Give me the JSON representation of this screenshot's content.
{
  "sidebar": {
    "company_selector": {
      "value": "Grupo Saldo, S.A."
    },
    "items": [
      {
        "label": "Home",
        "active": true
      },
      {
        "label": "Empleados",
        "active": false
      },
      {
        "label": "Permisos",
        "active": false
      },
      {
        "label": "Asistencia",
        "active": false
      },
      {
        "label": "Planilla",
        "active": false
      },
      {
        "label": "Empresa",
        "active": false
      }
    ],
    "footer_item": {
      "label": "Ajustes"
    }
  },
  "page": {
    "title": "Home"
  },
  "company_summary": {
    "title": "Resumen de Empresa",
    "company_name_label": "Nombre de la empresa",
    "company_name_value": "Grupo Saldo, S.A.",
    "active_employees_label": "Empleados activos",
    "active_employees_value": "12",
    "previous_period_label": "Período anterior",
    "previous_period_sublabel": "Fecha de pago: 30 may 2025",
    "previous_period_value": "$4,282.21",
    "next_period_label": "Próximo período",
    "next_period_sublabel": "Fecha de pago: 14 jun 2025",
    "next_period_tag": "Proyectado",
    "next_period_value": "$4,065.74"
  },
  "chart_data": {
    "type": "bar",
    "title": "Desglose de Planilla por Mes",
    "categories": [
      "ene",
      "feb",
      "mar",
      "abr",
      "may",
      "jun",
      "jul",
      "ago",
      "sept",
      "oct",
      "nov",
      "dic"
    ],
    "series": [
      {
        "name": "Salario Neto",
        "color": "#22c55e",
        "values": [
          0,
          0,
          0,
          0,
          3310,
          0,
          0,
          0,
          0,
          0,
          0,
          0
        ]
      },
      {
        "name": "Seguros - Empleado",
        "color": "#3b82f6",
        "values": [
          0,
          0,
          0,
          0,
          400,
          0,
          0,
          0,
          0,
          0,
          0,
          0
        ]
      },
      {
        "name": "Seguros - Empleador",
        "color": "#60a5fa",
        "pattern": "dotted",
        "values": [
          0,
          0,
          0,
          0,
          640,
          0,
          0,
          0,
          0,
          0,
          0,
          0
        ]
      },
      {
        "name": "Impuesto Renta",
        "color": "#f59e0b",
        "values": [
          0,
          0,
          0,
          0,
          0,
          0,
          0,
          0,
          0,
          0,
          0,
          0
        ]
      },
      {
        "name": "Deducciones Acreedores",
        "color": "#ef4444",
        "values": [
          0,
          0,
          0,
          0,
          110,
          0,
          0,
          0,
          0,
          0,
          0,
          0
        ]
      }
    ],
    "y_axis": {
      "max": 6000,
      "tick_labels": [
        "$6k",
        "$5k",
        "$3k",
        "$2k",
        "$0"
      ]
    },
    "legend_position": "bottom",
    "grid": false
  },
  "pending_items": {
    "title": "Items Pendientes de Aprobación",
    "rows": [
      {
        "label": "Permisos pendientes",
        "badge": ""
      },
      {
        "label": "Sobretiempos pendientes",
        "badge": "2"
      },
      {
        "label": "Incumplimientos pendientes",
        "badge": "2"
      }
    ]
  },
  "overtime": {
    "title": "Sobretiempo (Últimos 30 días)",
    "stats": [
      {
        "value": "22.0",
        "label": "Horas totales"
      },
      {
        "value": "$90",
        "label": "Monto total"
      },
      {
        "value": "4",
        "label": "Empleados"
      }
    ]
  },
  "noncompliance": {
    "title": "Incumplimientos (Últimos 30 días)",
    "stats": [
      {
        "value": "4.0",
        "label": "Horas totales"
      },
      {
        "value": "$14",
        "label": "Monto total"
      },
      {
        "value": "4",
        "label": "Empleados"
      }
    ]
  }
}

# Written request:
In the entries above, find every line with the word "title" and list it.

# The reply:
    "title": "Home"
    "title": "Resumen de Empresa",
    "title": "Desglose de Planilla por Mes",
    "title": "Items Pendientes de Aprobación",
    "title": "Sobretiempo (Últimos 30 días)",
    "title": "Incumplimientos (Últimos 30 días)",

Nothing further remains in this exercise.